Write out every entry precisely as given, leaving the pictures out.

Dataset items
************
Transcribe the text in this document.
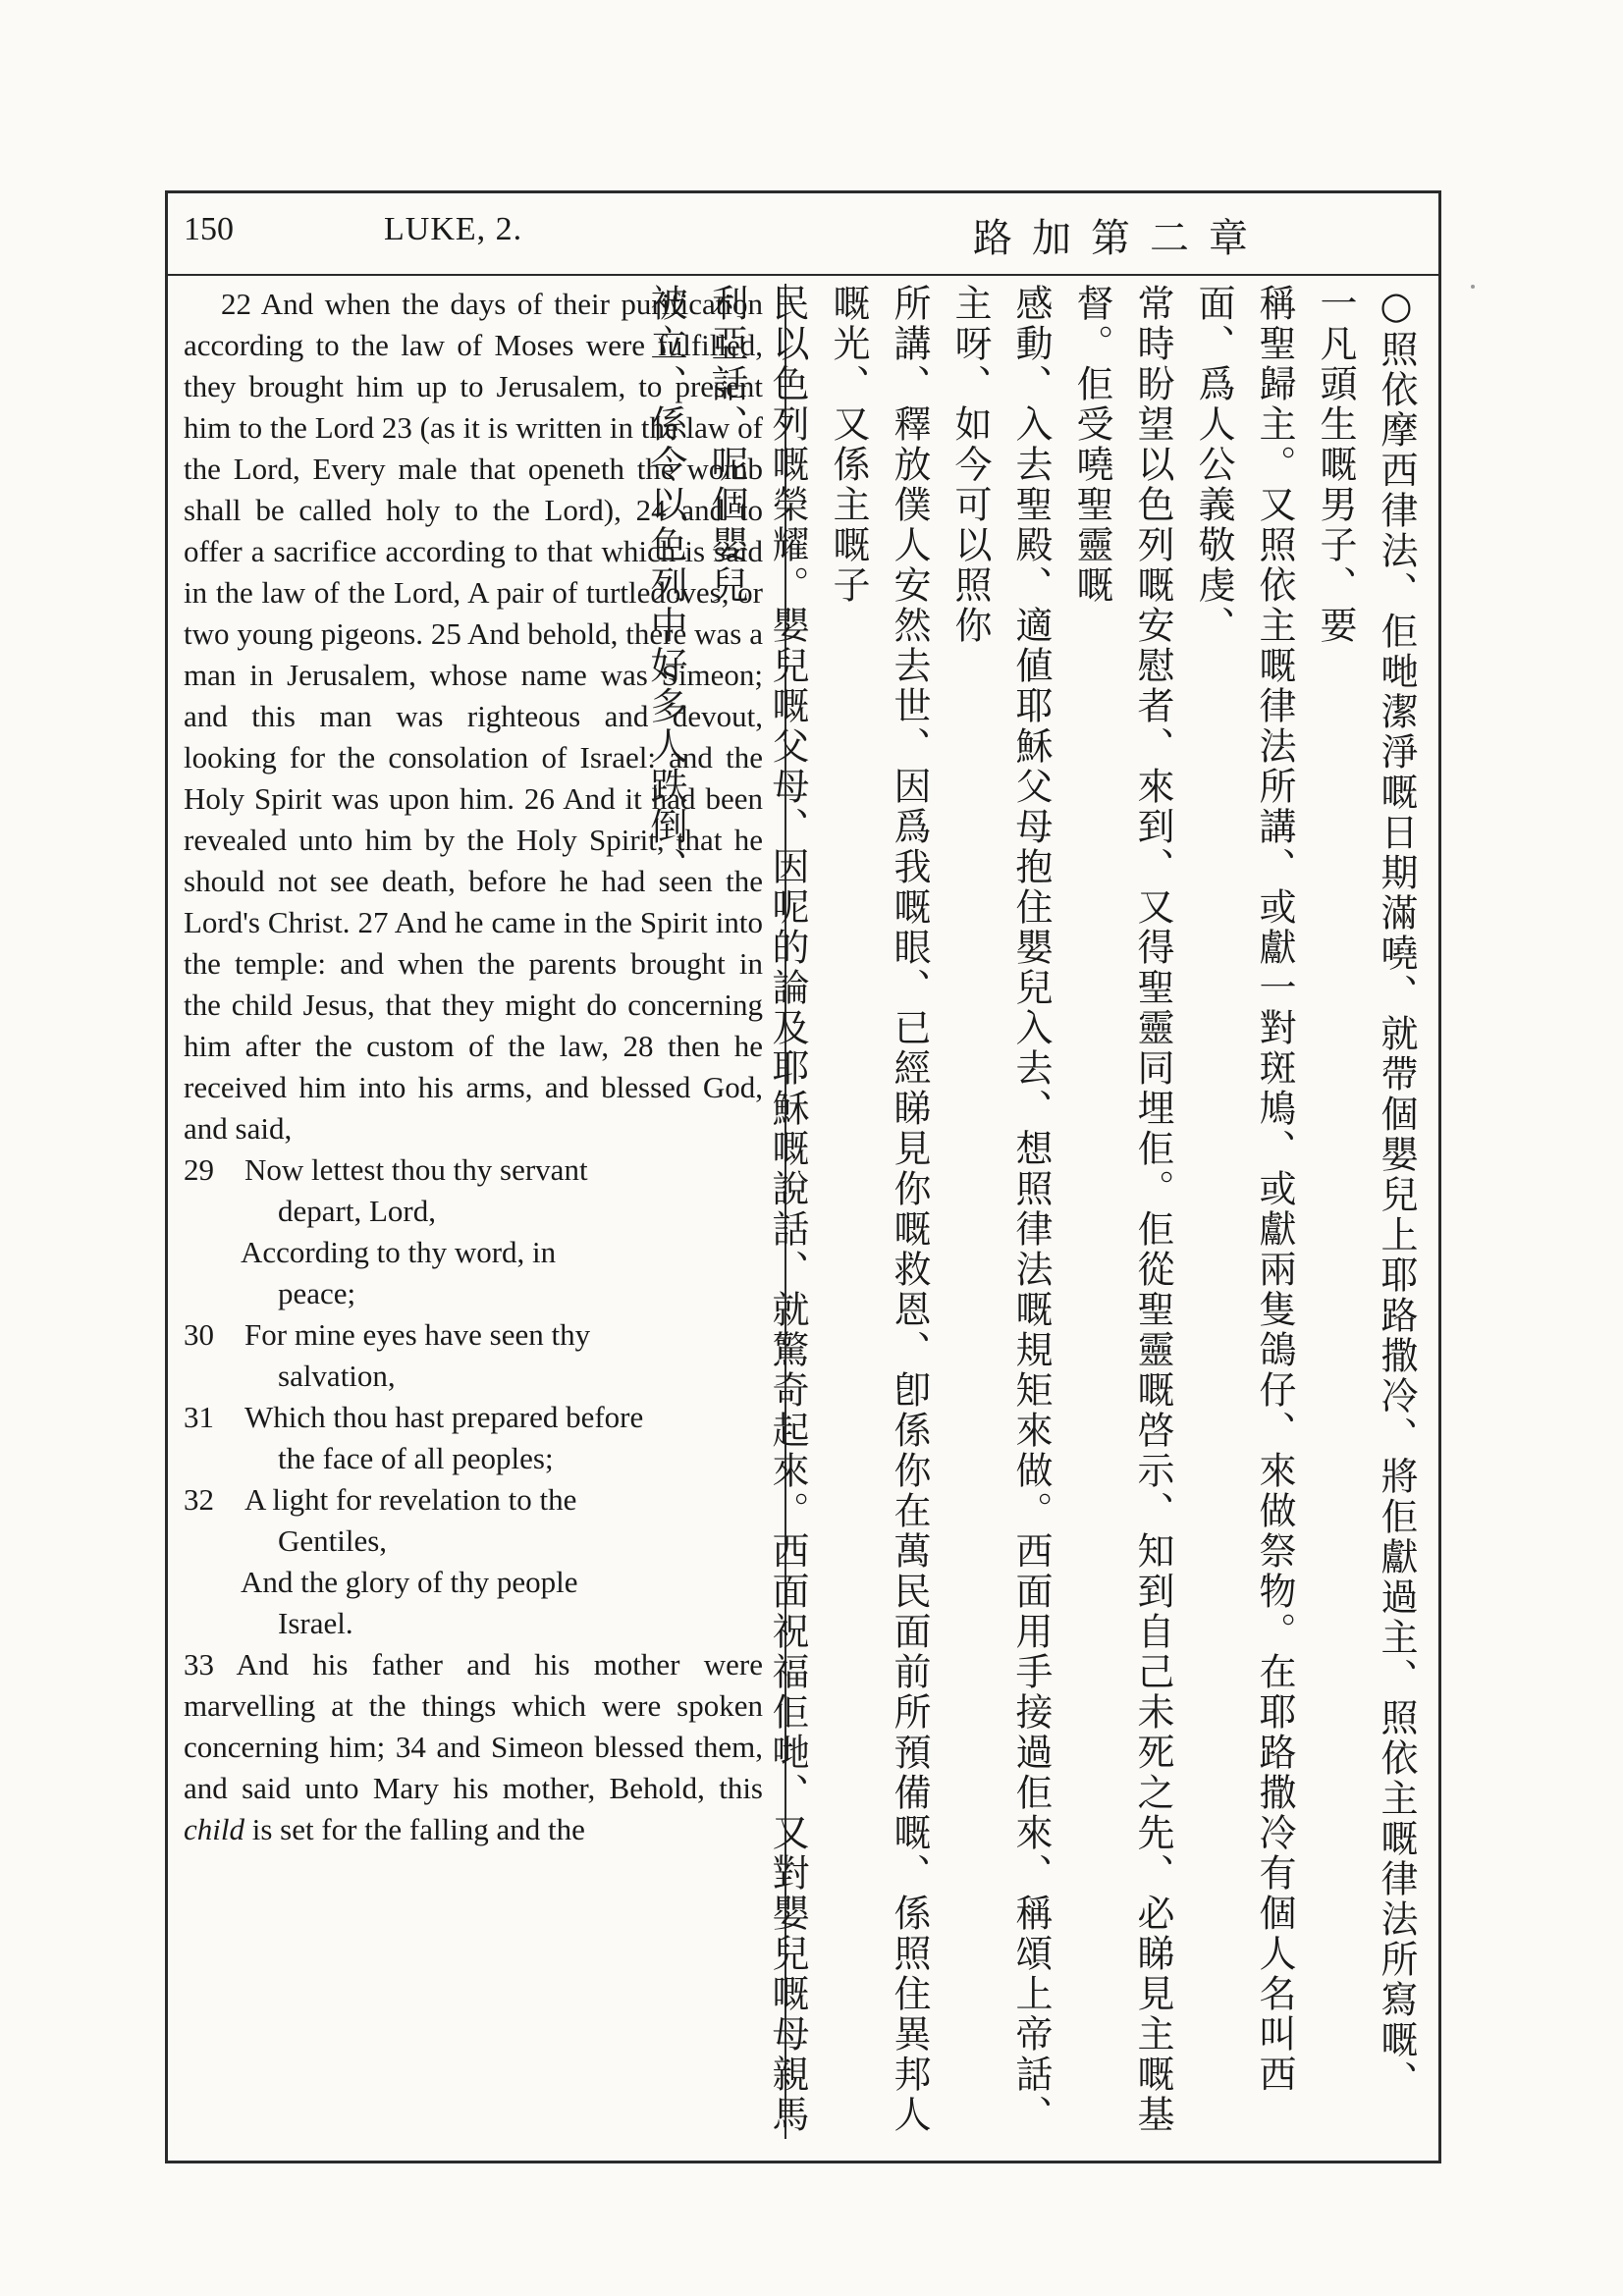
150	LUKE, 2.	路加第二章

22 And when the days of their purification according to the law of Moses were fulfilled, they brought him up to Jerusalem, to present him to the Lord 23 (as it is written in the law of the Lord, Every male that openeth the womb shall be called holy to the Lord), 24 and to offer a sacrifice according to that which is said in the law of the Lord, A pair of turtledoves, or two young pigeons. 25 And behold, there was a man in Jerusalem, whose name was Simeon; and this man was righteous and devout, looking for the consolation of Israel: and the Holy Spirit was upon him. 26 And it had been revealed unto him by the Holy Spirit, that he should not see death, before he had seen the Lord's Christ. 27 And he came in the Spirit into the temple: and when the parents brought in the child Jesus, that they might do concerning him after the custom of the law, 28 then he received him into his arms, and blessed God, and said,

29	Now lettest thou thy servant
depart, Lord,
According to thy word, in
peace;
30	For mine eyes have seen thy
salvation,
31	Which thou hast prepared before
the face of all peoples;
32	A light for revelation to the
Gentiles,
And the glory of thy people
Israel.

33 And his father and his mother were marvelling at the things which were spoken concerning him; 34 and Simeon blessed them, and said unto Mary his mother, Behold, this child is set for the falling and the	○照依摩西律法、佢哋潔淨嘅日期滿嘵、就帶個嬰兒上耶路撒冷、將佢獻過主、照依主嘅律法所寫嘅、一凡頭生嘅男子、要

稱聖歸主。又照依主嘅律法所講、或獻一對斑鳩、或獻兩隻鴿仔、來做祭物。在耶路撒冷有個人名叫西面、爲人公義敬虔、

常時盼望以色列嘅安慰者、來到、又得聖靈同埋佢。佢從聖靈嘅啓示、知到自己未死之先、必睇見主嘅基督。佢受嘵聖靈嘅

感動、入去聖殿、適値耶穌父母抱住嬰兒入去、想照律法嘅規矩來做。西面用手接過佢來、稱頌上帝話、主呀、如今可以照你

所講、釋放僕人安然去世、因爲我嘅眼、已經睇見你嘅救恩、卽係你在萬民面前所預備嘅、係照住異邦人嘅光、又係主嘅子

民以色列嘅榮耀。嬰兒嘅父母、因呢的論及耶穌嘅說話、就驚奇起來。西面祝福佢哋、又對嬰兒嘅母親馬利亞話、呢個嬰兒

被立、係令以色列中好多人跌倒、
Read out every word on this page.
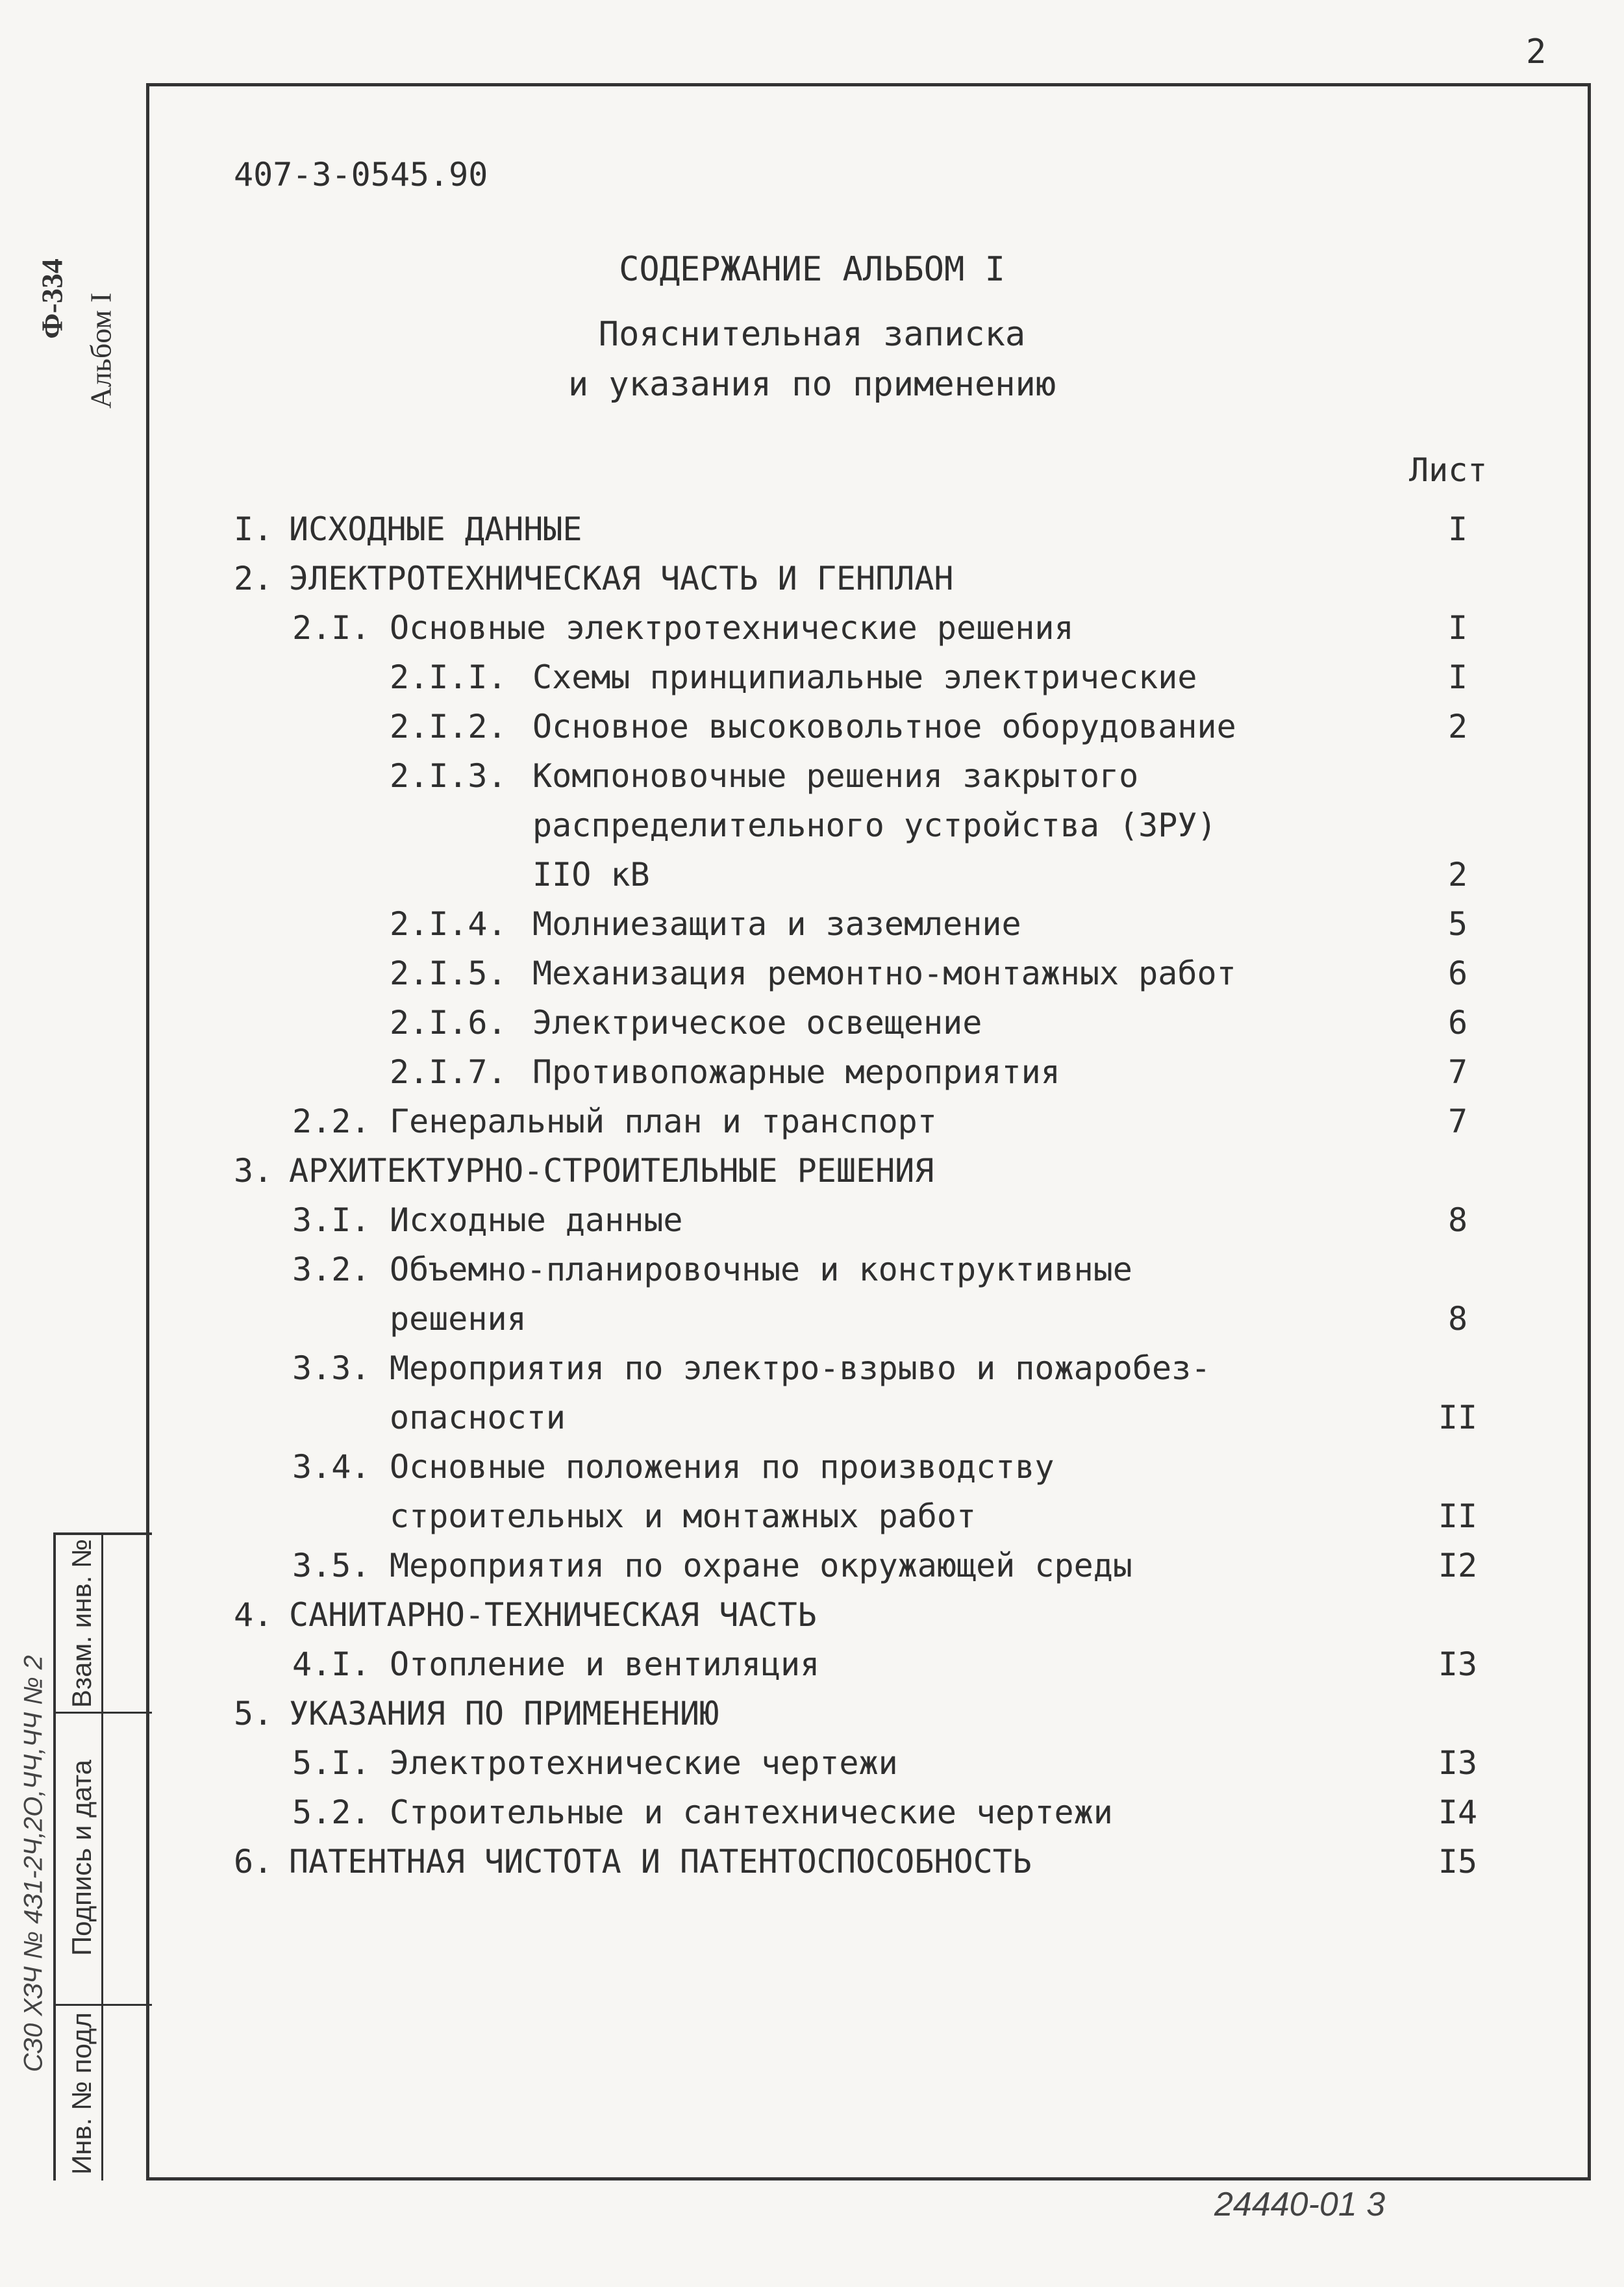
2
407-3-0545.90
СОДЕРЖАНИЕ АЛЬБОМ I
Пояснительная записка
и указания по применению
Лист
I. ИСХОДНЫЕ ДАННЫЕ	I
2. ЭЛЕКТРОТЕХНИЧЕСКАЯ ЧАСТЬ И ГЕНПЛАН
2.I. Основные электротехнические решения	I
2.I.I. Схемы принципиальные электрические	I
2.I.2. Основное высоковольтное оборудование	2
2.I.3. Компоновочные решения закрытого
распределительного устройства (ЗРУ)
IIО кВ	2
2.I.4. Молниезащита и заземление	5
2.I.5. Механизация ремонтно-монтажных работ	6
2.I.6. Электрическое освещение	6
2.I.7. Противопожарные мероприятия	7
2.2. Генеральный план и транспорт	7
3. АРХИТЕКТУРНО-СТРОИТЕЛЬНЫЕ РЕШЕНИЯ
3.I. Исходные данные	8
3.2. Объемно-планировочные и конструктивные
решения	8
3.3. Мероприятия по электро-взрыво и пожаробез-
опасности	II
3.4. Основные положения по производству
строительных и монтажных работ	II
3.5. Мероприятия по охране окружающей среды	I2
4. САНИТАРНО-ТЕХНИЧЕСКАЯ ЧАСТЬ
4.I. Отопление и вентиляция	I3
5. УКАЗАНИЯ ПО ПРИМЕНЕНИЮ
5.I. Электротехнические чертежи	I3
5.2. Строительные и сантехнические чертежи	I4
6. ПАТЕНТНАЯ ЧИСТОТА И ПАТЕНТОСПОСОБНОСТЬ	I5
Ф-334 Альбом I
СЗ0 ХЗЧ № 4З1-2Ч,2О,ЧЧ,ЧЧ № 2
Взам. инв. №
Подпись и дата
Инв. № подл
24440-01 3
************
Correct answer
Transcribe the text in this document.
150	LUKE, 2.	路加第二章

22 And when the days of their purification according to the law of Moses were fulfilled, they brought him up to Jerusalem, to present him to the Lord 23 (as it is written in the law of the Lord, Every male that openeth the womb shall be called holy to the Lord), 24 and to offer a sacrifice according to that which is said in the law of the Lord, A pair of turtledoves, or two young pigeons. 25 And behold, there was a man in Jerusalem, whose name was Simeon; and this man was righteous and devout, looking for the consolation of Israel: and the Holy Spirit was upon him. 26 And it had been revealed unto him by the Holy Spirit, that he should not see death, before he had seen the Lord's Christ. 27 And he came in the Spirit into the temple: and when the parents brought in the child Jesus, that they might do concerning him after the custom of the law, 28 then he received him into his arms, and blessed God, and said,

29	Now lettest thou thy servant
depart, Lord,
According to thy word, in
peace;
30	For mine eyes have seen thy
salvation,
31	Which thou hast prepared before
the face of all peoples;
32	A light for revelation to the
Gentiles,
And the glory of thy people
Israel.

33 And his father and his mother were marvelling at the things which were spoken concerning him; 34 and Simeon blessed them, and said unto Mary his mother, Behold, this child is set for the falling and the	○照依摩西律法、佢哋潔淨嘅日期滿嘵、就帶個嬰兒上耶路撒冷、將佢獻過主、照依主嘅律法所寫嘅、一凡頭生嘅男子、要

稱聖歸主。又照依主嘅律法所講、或獻一對斑鳩、或獻兩隻鴿仔、來做祭物。在耶路撒冷有個人名叫西面、爲人公義敬虔、

常時盼望以色列嘅安慰者、來到、又得聖靈同埋佢。佢從聖靈嘅啓示、知到自己未死之先、必睇見主嘅基督。佢受嘵聖靈嘅

感動、入去聖殿、適値耶穌父母抱住嬰兒入去、想照律法嘅規矩來做。西面用手接過佢來、稱頌上帝話、主呀、如今可以照你

所講、釋放僕人安然去世、因爲我嘅眼、已經睇見你嘅救恩、卽係你在萬民面前所預備嘅、係照住異邦人嘅光、又係主嘅子

民以色列嘅榮耀。嬰兒嘅父母、因呢的論及耶穌嘅說話、就驚奇起來。西面祝福佢哋、又對嬰兒嘅母親馬利亞話、呢個嬰兒

被立、係令以色列中好多人跌倒、
Read out every word on this page.
2
407-3-0545.90
СОДЕРЖАНИЕ АЛЬБОМ I
Пояснительная записка
и указания по применению
Лист
I. ИСХОДНЫЕ ДАННЫЕ	I
2. ЭЛЕКТРОТЕХНИЧЕСКАЯ ЧАСТЬ И ГЕНПЛАН
2.I. Основные электротехнические решения	I
2.I.I. Схемы принципиальные электрические	I
2.I.2. Основное высоковольтное оборудование	2
2.I.3. Компоновочные решения закрытого
распределительного устройства (ЗРУ)
IIО кВ	2
2.I.4. Молниезащита и заземление	5
2.I.5. Механизация ремонтно-монтажных работ	6
2.I.6. Электрическое освещение	6
2.I.7. Противопожарные мероприятия	7
2.2. Генеральный план и транспорт	7
3. АРХИТЕКТУРНО-СТРОИТЕЛЬНЫЕ РЕШЕНИЯ
3.I. Исходные данные	8
3.2. Объемно-планировочные и конструктивные
решения	8
3.3. Мероприятия по электро-взрыво и пожаробез-
опасности	II
3.4. Основные положения по производству
строительных и монтажных работ	II
3.5. Мероприятия по охране окружающей среды	I2
4. САНИТАРНО-ТЕХНИЧЕСКАЯ ЧАСТЬ
4.I. Отопление и вентиляция	I3
5. УКАЗАНИЯ ПО ПРИМЕНЕНИЮ
5.I. Электротехнические чертежи	I3
5.2. Строительные и сантехнические чертежи	I4
6. ПАТЕНТНАЯ ЧИСТОТА И ПАТЕНТОСПОСОБНОСТЬ	I5
Ф-334 Альбом I
СЗ0 ХЗЧ № 4З1-2Ч,2О,ЧЧ,ЧЧ № 2
Взам. инв. №
Подпись и дата
Инв. № подл
24440-01 3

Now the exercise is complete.